Given exercise: Note each line of the listing that contains the string "ffffff", and copy it.

Data for processing:
################
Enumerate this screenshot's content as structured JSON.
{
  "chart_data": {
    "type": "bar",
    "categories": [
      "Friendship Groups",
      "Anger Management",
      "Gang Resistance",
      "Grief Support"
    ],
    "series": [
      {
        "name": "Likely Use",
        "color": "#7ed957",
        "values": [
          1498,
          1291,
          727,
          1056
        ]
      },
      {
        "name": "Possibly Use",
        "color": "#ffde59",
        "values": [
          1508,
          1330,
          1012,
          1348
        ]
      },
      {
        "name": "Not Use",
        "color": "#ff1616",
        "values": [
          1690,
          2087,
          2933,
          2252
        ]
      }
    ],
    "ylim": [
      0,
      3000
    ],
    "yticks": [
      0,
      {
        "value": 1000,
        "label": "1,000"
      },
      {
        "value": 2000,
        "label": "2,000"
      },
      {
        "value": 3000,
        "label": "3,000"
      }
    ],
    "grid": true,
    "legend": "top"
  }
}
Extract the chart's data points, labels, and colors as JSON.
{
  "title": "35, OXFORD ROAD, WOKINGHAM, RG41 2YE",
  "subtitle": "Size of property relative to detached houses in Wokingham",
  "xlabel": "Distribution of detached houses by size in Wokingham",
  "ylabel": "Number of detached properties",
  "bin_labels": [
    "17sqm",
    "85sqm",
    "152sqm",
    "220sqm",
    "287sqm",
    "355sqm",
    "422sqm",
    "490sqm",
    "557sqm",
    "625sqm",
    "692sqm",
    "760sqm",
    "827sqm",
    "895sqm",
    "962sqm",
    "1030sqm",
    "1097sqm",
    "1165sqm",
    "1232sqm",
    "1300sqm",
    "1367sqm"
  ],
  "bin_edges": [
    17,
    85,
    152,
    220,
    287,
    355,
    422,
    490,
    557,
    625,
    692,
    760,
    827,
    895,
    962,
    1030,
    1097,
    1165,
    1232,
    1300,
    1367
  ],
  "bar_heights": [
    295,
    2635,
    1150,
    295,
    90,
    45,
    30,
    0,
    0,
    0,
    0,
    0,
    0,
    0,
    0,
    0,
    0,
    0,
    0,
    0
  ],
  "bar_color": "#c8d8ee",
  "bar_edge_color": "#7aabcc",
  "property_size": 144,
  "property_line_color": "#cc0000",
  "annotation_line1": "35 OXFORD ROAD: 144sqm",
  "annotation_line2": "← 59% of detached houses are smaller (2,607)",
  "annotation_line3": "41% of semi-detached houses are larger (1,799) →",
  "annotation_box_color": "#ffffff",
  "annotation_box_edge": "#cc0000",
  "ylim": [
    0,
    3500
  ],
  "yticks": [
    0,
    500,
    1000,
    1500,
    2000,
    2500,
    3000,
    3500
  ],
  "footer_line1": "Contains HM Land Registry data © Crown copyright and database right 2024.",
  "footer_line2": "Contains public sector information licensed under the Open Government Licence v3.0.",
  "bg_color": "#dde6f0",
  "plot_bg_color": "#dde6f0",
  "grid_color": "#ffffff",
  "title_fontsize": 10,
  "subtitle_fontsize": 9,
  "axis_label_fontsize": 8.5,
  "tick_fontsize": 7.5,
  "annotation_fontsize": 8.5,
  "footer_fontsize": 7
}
################
Solution:
  "annotation_box_color": "#ffffff",
  "grid_color": "#ffffff",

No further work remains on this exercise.